#### What is being asked:
Set down the data below without change, skipping the pictures it holds.

[Excerpts from a figure dataset]
* * * * *

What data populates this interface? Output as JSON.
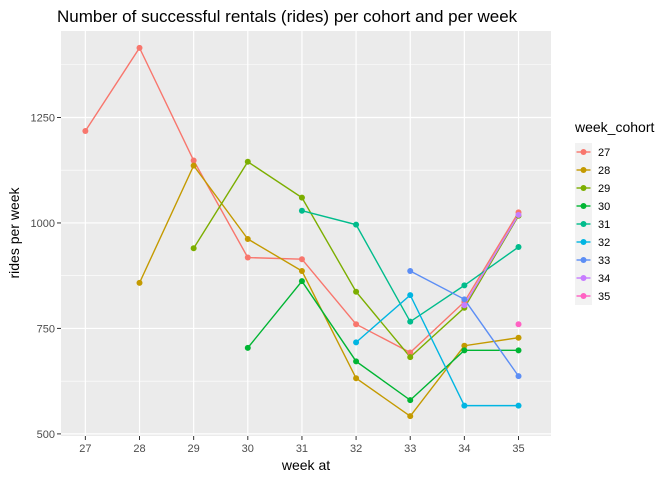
{
  "chart_data": {
    "type": "line",
    "title": "Number of successful rentals (rides) per cohort and per week",
    "xlabel": "week at",
    "ylabel": "rides per week",
    "x_ticks": [
      "27",
      "28",
      "29",
      "30",
      "31",
      "32",
      "33",
      "34",
      "35"
    ],
    "y_ticks": [
      "500",
      "750",
      "1000",
      "1250"
    ],
    "xlim": [
      26.55,
      35.6
    ],
    "ylim": [
      495,
      1455
    ],
    "grid": true,
    "legend_title": "week_cohort",
    "legend_position": "right",
    "background": "#ebebeb",
    "series": [
      {
        "name": "27",
        "color": "#F8766D",
        "x": [
          27,
          28,
          29,
          30,
          31,
          32,
          33,
          34,
          35
        ],
        "y": [
          1218,
          1415,
          1148,
          918,
          914,
          760,
          693,
          813,
          1025
        ]
      },
      {
        "name": "28",
        "color": "#C49A00",
        "x": [
          28,
          29,
          30,
          31,
          32,
          33,
          34,
          35
        ],
        "y": [
          858,
          1136,
          962,
          886,
          632,
          542,
          709,
          728
        ]
      },
      {
        "name": "29",
        "color": "#7CAE00",
        "x": [
          29,
          30,
          31,
          32,
          33,
          34,
          35
        ],
        "y": [
          940,
          1145,
          1060,
          837,
          682,
          799,
          1017
        ]
      },
      {
        "name": "30",
        "color": "#00B533",
        "x": [
          30,
          31,
          32,
          33,
          34,
          35
        ],
        "y": [
          704,
          862,
          672,
          580,
          698,
          698
        ]
      },
      {
        "name": "31",
        "color": "#00BC8C",
        "x": [
          31,
          32,
          33,
          34,
          35
        ],
        "y": [
          1029,
          996,
          766,
          852,
          943
        ]
      },
      {
        "name": "32",
        "color": "#00B5E2",
        "x": [
          32,
          33,
          34,
          35
        ],
        "y": [
          717,
          829,
          567,
          567
        ]
      },
      {
        "name": "33",
        "color": "#5C8EF5",
        "x": [
          33,
          34,
          35
        ],
        "y": [
          886,
          819,
          637
        ]
      },
      {
        "name": "34",
        "color": "#C77CFF",
        "x": [
          34,
          35
        ],
        "y": [
          805,
          1019
        ]
      },
      {
        "name": "35",
        "color": "#FF61C3",
        "x": [
          35
        ],
        "y": [
          760
        ]
      }
    ]
  }
}
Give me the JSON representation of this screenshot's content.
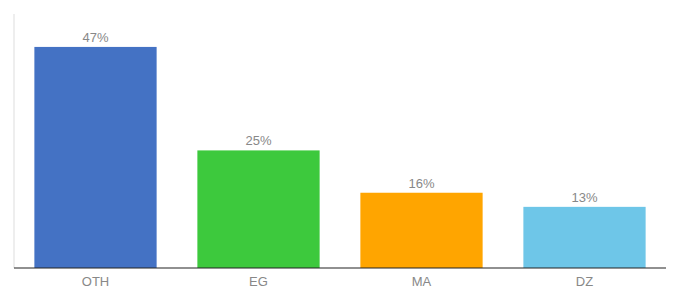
{
  "chart_data": {
    "type": "bar",
    "categories": [
      "OTH",
      "EG",
      "MA",
      "DZ"
    ],
    "values": [
      47,
      25,
      16,
      13
    ],
    "value_labels": [
      "47%",
      "25%",
      "16%",
      "13%"
    ],
    "colors": [
      "#4472C4",
      "#3DC93D",
      "#FFA500",
      "#6EC6E8"
    ],
    "ylim": [
      0,
      54
    ],
    "grid": false,
    "data_labels": true,
    "tick_labels": "x"
  }
}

* * * * *

#### Task output:
What data populates this interface? Output as JSON.
{
  "chart_data": {
    "type": "line",
    "title": "Number of successful rentals (rides) per cohort and per week",
    "xlabel": "week at",
    "ylabel": "rides per week",
    "x_ticks": [
      "27",
      "28",
      "29",
      "30",
      "31",
      "32",
      "33",
      "34",
      "35"
    ],
    "y_ticks": [
      "500",
      "750",
      "1000",
      "1250"
    ],
    "xlim": [
      26.55,
      35.6
    ],
    "ylim": [
      495,
      1455
    ],
    "grid": true,
    "legend_title": "week_cohort",
    "legend_position": "right",
    "background": "#ebebeb",
    "series": [
      {
        "name": "27",
        "color": "#F8766D",
        "x": [
          27,
          28,
          29,
          30,
          31,
          32,
          33,
          34,
          35
        ],
        "y": [
          1218,
          1415,
          1148,
          918,
          914,
          760,
          693,
          813,
          1025
        ]
      },
      {
        "name": "28",
        "color": "#C49A00",
        "x": [
          28,
          29,
          30,
          31,
          32,
          33,
          34,
          35
        ],
        "y": [
          858,
          1136,
          962,
          886,
          632,
          542,
          709,
          728
        ]
      },
      {
        "name": "29",
        "color": "#7CAE00",
        "x": [
          29,
          30,
          31,
          32,
          33,
          34,
          35
        ],
        "y": [
          940,
          1145,
          1060,
          837,
          682,
          799,
          1017
        ]
      },
      {
        "name": "30",
        "color": "#00B533",
        "x": [
          30,
          31,
          32,
          33,
          34,
          35
        ],
        "y": [
          704,
          862,
          672,
          580,
          698,
          698
        ]
      },
      {
        "name": "31",
        "color": "#00BC8C",
        "x": [
          31,
          32,
          33,
          34,
          35
        ],
        "y": [
          1029,
          996,
          766,
          852,
          943
        ]
      },
      {
        "name": "32",
        "color": "#00B5E2",
        "x": [
          32,
          33,
          34,
          35
        ],
        "y": [
          717,
          829,
          567,
          567
        ]
      },
      {
        "name": "33",
        "color": "#5C8EF5",
        "x": [
          33,
          34,
          35
        ],
        "y": [
          886,
          819,
          637
        ]
      },
      {
        "name": "34",
        "color": "#C77CFF",
        "x": [
          34,
          35
        ],
        "y": [
          805,
          1019
        ]
      },
      {
        "name": "35",
        "color": "#FF61C3",
        "x": [
          35
        ],
        "y": [
          760
        ]
      }
    ]
  }
}
Give me the JSON representation of this screenshot's content.
{
  "chart_data": {
    "type": "bar",
    "categories": [
      "OTH",
      "EG",
      "MA",
      "DZ"
    ],
    "values": [
      47,
      25,
      16,
      13
    ],
    "value_labels": [
      "47%",
      "25%",
      "16%",
      "13%"
    ],
    "colors": [
      "#4472C4",
      "#3DC93D",
      "#FFA500",
      "#6EC6E8"
    ],
    "ylim": [
      0,
      54
    ],
    "grid": false,
    "data_labels": true,
    "tick_labels": "x"
  }
}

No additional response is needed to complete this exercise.